─── DATA

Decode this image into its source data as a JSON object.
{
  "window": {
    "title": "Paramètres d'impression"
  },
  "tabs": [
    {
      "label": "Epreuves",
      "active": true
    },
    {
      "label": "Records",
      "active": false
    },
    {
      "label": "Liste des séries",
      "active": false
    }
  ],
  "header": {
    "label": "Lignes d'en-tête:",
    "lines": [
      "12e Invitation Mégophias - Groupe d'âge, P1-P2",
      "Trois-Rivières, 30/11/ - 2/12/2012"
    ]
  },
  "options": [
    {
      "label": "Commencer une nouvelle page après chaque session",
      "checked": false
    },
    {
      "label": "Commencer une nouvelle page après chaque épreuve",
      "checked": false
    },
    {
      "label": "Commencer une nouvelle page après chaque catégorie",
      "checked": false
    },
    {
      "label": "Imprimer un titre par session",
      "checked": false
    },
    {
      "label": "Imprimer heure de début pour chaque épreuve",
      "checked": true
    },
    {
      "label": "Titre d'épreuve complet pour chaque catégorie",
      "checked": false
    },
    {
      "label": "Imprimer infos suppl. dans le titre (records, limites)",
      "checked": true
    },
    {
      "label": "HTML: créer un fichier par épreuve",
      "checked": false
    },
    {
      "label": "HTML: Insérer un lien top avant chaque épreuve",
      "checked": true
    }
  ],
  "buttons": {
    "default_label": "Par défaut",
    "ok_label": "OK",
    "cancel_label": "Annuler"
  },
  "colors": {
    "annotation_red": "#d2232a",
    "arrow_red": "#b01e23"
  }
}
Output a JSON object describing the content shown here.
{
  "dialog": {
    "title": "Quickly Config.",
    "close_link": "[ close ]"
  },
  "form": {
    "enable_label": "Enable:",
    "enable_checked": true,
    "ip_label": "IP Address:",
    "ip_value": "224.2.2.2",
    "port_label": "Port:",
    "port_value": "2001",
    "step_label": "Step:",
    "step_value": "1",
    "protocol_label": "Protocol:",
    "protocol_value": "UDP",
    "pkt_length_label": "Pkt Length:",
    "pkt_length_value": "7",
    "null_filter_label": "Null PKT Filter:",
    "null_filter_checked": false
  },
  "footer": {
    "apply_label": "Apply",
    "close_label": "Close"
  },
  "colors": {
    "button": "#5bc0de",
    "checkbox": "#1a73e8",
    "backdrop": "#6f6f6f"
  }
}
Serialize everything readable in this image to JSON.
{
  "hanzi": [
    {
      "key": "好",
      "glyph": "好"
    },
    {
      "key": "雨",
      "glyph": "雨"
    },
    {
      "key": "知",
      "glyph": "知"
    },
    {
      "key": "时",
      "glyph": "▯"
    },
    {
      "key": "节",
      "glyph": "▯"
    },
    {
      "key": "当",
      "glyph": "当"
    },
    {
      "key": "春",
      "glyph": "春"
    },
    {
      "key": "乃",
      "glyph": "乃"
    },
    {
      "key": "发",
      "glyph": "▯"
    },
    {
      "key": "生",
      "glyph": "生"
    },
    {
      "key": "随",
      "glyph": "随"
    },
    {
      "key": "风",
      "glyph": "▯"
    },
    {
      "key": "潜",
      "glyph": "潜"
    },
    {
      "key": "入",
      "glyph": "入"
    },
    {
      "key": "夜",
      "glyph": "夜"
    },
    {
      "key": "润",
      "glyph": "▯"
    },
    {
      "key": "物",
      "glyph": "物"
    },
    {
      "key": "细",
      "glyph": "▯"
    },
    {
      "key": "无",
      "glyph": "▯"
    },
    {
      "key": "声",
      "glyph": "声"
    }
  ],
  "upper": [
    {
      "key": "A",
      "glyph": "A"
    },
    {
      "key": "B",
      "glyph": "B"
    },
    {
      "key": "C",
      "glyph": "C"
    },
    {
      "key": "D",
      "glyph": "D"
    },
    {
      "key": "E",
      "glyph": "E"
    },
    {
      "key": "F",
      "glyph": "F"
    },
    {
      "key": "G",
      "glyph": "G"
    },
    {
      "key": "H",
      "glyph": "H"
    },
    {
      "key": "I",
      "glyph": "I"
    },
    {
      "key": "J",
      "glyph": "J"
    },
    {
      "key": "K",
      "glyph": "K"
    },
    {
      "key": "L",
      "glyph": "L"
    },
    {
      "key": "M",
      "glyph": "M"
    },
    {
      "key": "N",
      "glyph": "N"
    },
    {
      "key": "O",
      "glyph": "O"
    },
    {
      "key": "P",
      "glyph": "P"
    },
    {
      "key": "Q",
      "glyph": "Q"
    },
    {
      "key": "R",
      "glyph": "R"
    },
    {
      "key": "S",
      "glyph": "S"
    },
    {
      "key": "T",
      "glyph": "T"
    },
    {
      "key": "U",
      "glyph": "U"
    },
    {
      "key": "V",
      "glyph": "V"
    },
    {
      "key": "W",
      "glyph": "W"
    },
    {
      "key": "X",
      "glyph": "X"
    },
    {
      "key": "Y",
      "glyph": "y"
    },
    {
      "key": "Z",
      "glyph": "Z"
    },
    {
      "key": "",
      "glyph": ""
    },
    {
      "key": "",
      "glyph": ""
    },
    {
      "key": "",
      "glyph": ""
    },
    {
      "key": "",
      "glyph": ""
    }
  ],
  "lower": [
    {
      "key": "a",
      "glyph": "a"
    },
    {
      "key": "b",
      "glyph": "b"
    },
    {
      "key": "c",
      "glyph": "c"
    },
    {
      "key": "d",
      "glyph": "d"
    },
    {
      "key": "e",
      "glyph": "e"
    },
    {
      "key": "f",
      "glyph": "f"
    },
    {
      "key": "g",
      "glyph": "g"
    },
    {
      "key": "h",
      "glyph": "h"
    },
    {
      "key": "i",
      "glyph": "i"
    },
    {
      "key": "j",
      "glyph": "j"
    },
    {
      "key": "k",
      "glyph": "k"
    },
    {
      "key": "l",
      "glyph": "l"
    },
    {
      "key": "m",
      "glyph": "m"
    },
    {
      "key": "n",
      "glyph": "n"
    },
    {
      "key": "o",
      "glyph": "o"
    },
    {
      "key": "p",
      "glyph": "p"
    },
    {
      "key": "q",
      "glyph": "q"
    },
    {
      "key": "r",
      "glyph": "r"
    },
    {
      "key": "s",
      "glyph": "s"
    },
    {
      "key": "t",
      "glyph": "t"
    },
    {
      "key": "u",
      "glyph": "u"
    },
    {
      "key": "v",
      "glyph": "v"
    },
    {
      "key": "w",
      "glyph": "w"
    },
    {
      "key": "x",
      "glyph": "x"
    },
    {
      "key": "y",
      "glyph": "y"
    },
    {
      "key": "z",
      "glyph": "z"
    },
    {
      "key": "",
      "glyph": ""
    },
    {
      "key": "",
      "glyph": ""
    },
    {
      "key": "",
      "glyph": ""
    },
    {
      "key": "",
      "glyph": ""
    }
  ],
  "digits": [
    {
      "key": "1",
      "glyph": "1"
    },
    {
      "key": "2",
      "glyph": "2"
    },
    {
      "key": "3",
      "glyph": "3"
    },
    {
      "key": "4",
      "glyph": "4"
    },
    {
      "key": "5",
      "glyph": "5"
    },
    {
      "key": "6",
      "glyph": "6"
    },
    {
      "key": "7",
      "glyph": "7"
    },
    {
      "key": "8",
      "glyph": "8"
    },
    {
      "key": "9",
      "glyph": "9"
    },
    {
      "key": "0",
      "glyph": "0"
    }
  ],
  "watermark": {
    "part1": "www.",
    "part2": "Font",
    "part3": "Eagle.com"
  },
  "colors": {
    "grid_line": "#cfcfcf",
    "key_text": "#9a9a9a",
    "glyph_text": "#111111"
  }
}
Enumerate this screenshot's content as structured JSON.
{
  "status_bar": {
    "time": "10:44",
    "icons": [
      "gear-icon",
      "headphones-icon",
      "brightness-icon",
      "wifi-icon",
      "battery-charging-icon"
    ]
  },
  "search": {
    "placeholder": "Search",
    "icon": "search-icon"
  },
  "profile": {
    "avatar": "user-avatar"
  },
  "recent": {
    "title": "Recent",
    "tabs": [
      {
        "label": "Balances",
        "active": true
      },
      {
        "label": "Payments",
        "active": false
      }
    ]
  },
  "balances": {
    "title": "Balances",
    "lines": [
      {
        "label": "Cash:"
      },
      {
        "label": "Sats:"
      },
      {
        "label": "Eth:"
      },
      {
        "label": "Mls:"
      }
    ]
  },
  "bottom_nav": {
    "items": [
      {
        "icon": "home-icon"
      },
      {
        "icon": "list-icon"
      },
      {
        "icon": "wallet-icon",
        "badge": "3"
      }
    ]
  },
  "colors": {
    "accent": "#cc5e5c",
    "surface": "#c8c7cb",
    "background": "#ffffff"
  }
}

──────

> _TASK DETAILS_
Search the entries for the word "content", then list each line that holds it.

> _THE OUTPUT_
Output a JSON object describing the content shown here.
Enumerate this screenshot's content as structured JSON.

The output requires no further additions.